_Rows_
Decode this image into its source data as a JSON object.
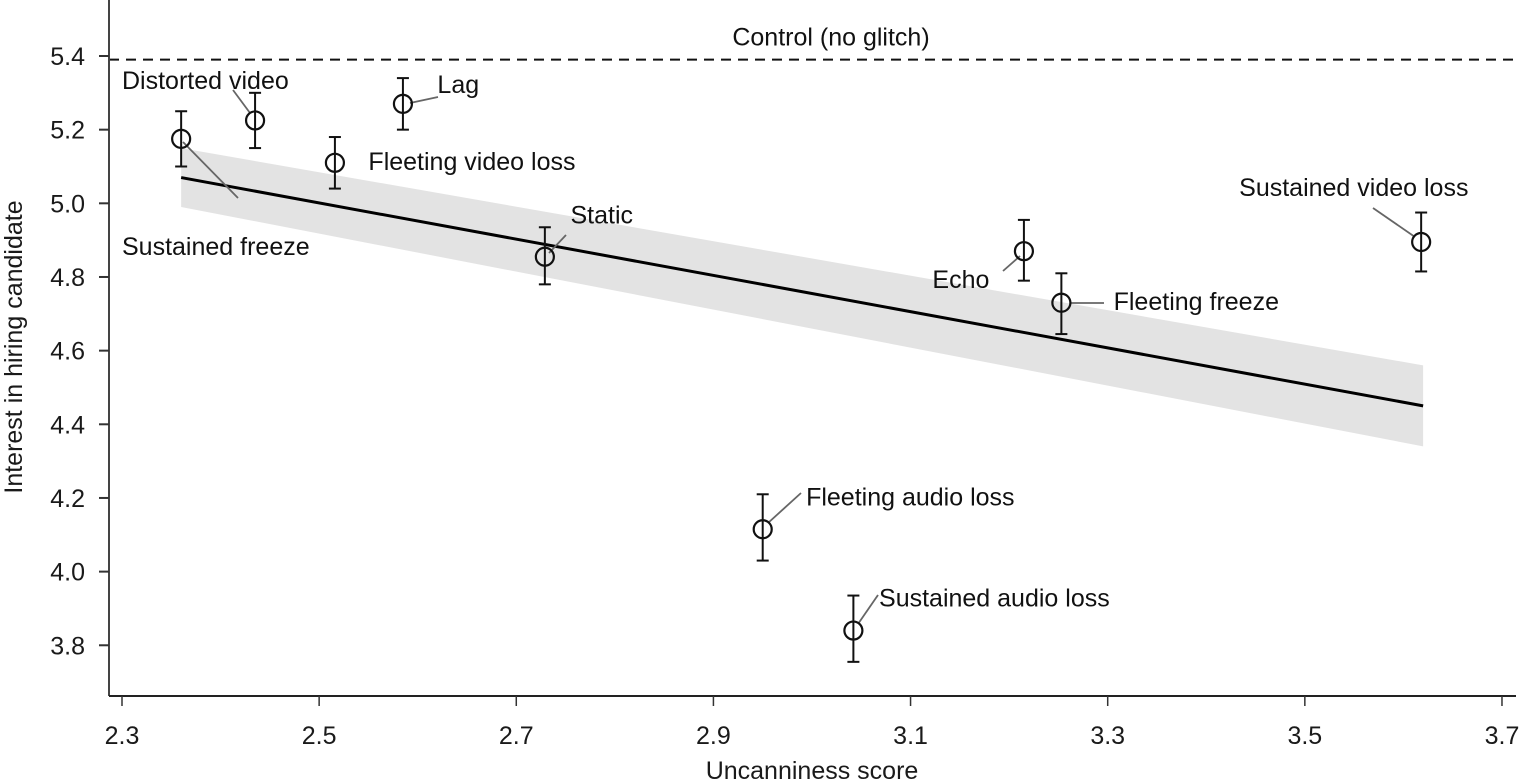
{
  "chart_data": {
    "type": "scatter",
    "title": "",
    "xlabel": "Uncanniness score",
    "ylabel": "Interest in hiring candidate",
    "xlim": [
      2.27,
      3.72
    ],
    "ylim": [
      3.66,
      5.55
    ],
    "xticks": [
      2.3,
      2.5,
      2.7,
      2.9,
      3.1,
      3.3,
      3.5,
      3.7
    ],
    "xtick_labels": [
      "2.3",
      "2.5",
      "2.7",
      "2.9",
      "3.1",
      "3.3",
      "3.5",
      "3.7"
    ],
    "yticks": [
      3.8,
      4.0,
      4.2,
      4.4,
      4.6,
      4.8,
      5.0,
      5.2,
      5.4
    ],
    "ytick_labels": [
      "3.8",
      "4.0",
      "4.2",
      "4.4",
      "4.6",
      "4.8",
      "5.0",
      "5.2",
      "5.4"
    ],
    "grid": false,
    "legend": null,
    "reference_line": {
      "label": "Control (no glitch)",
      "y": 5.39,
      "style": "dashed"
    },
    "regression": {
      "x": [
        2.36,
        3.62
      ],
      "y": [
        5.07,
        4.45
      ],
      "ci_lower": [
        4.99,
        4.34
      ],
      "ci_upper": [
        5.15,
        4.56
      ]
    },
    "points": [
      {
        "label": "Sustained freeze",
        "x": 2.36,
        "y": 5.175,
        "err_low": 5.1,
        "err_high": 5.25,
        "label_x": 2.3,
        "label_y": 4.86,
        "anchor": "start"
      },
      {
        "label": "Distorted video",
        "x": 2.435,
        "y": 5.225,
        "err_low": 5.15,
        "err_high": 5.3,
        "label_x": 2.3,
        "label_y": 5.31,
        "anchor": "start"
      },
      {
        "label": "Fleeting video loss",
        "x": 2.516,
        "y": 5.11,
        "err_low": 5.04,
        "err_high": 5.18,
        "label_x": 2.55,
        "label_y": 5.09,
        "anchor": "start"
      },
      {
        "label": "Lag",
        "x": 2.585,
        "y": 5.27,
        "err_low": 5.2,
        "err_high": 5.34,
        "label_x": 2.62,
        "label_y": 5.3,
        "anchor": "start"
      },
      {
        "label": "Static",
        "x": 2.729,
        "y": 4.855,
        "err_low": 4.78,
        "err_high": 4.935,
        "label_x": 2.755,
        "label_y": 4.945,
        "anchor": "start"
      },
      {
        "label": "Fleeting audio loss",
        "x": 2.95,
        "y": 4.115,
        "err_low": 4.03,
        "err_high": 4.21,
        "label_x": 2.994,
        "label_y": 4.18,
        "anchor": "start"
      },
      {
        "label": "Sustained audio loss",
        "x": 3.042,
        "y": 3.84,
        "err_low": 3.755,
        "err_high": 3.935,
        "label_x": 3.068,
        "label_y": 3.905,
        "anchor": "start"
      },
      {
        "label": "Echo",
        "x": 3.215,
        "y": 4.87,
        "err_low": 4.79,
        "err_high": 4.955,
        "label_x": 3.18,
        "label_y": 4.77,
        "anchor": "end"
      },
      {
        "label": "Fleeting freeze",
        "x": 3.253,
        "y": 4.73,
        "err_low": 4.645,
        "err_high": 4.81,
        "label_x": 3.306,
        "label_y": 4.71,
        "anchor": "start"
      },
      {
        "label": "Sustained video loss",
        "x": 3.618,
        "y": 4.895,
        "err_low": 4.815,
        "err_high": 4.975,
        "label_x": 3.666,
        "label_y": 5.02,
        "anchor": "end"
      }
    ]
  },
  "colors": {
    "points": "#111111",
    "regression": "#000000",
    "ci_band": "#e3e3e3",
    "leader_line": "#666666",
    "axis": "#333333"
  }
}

==

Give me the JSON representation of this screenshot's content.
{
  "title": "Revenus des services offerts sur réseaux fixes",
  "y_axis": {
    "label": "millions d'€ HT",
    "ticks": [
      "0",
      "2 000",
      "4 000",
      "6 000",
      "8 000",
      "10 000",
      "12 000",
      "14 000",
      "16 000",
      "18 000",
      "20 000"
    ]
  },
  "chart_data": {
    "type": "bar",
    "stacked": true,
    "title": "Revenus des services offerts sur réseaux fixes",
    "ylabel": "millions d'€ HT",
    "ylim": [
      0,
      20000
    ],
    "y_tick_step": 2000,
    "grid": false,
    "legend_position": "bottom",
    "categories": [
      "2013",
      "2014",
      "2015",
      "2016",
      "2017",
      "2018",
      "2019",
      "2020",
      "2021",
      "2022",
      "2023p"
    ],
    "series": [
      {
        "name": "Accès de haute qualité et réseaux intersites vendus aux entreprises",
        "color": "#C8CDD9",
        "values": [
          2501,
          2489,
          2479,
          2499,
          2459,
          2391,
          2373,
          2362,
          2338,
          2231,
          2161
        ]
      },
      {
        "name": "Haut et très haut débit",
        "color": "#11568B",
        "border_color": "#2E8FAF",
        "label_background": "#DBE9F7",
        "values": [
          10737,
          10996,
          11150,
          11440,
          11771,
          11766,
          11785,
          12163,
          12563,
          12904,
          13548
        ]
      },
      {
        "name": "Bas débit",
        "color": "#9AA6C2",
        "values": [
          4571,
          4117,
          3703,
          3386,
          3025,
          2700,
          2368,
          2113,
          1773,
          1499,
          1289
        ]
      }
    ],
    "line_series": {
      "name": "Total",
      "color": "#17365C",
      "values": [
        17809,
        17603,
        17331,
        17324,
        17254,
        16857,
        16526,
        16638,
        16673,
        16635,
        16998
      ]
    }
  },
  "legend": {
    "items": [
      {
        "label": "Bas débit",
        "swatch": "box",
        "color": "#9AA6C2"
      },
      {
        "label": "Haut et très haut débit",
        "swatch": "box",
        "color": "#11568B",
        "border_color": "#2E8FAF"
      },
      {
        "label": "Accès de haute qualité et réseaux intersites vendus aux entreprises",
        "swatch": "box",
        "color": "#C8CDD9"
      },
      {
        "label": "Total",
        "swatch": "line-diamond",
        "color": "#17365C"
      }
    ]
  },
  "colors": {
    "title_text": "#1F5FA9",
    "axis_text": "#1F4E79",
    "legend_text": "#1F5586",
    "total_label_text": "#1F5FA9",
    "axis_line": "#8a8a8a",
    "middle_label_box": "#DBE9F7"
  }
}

--

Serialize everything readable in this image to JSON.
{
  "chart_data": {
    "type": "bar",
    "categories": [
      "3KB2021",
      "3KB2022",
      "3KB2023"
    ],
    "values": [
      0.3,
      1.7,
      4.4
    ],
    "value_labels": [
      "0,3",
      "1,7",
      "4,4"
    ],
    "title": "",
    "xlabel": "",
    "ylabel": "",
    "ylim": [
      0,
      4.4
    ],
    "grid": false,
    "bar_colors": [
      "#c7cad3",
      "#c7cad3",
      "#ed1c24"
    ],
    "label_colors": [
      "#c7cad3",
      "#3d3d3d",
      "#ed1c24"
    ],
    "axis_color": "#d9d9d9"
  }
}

_What to work on_
List the lines of the material in which the word "intersites" occurs.

_Worked solution_
        "name": "Accès de haute qualité et réseaux intersites vendus aux entreprises",
        "label": "Accès de haute qualité et réseaux intersites vendus aux entreprises",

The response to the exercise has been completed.